Instructions for the task:
Print the data that follows exactly.

━━ Data shown

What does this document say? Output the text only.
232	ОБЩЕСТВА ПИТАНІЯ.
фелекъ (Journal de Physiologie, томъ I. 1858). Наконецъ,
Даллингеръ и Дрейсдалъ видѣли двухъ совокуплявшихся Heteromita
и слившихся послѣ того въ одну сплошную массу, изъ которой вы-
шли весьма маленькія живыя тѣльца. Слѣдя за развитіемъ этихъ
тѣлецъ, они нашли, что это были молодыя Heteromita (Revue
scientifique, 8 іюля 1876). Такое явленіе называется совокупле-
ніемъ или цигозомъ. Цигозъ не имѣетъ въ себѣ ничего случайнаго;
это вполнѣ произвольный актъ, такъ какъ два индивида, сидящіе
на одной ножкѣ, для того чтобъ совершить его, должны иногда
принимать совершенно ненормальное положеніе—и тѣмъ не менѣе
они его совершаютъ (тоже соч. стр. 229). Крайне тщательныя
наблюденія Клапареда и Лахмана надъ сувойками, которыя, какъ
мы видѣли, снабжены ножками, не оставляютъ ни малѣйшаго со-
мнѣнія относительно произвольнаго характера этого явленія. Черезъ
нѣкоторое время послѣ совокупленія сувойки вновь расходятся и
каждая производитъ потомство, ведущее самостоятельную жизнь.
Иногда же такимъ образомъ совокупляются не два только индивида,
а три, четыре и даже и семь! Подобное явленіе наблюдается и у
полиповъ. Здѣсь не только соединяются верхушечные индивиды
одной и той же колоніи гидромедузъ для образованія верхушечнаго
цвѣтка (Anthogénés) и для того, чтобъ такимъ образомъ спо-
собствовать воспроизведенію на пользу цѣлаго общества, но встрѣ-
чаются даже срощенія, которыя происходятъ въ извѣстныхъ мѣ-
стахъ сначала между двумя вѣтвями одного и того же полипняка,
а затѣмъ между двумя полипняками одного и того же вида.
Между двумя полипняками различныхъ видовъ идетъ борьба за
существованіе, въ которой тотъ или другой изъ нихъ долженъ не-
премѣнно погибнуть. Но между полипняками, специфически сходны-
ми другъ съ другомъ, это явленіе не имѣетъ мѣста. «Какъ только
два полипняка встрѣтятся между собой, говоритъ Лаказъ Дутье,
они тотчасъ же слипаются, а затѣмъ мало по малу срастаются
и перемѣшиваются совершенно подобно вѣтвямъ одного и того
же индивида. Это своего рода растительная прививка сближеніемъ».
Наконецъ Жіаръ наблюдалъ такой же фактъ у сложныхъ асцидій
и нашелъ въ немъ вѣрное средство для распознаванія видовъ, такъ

━━━━

Response to this task:
What does this document say? Output the text only.
232	ОБЩЕСТВА ПИТАНІЯ.
фелекъ (Journal de Physiologie, томъ I. 1858). Наконецъ,
Даллингеръ и Дрейсдалъ видѣли двухъ совокуплявшихся Heteromita
и слившихся послѣ того въ одну сплошную массу, изъ которой вы-
шли весьма маленькія живыя тѣльца. Слѣдя за развитіемъ этихъ
тѣлецъ, они нашли, что это были молодыя Heteromita (Revue
scientifique, 8 іюля 1876). Такое явленіе называется совокупле-
ніемъ или цигозомъ. Цигозъ не имѣетъ въ себѣ ничего случайнаго;
это вполнѣ произвольный актъ, такъ какъ два индивида, сидящіе
на одной ножкѣ, для того чтобъ совершить его, должны иногда
принимать совершенно ненормальное положеніе—и тѣмъ не менѣе
они его совершаютъ (тоже соч. стр. 229). Крайне тщательныя
наблюденія Клапареда и Лахмана надъ сувойками, которыя, какъ
мы видѣли, снабжены ножками, не оставляютъ ни малѣйшаго со-
мнѣнія относительно произвольнаго характера этого явленія. Черезъ
нѣкоторое время послѣ совокупленія сувойки вновь расходятся и
каждая производитъ потомство, ведущее самостоятельную жизнь.
Иногда же такимъ образомъ совокупляются не два только индивида,
а три, четыре и даже и семь! Подобное явленіе наблюдается и у
полиповъ. Здѣсь не только соединяются верхушечные индивиды
одной и той же колоніи гидромедузъ для образованія верхушечнаго
цвѣтка (Anthogénés) и для того, чтобъ такимъ образомъ спо-
собствовать воспроизведенію на пользу цѣлаго общества, но встрѣ-
чаются даже срощенія, которыя происходятъ въ извѣстныхъ мѣ-
стахъ сначала между двумя вѣтвями одного и того же полипняка,
а затѣмъ между двумя полипняками одного и того же вида.
Между двумя полипняками различныхъ видовъ идетъ борьба за
существованіе, въ которой тотъ или другой изъ нихъ долженъ не-
премѣнно погибнуть. Но между полипняками, специфически сходны-
ми другъ съ другомъ, это явленіе не имѣетъ мѣста. «Какъ только
два полипняка встрѣтятся между собой, говоритъ Лаказъ Дутье,
они тотчасъ же слипаются, а затѣмъ мало по малу срастаются
и перемѣшиваются совершенно подобно вѣтвямъ одного и того
же индивида. Это своего рода растительная прививка сближеніемъ».
Наконецъ Жіаръ наблюдалъ такой же фактъ у сложныхъ асцидій
и нашелъ въ немъ вѣрное средство для распознаванія видовъ, такъ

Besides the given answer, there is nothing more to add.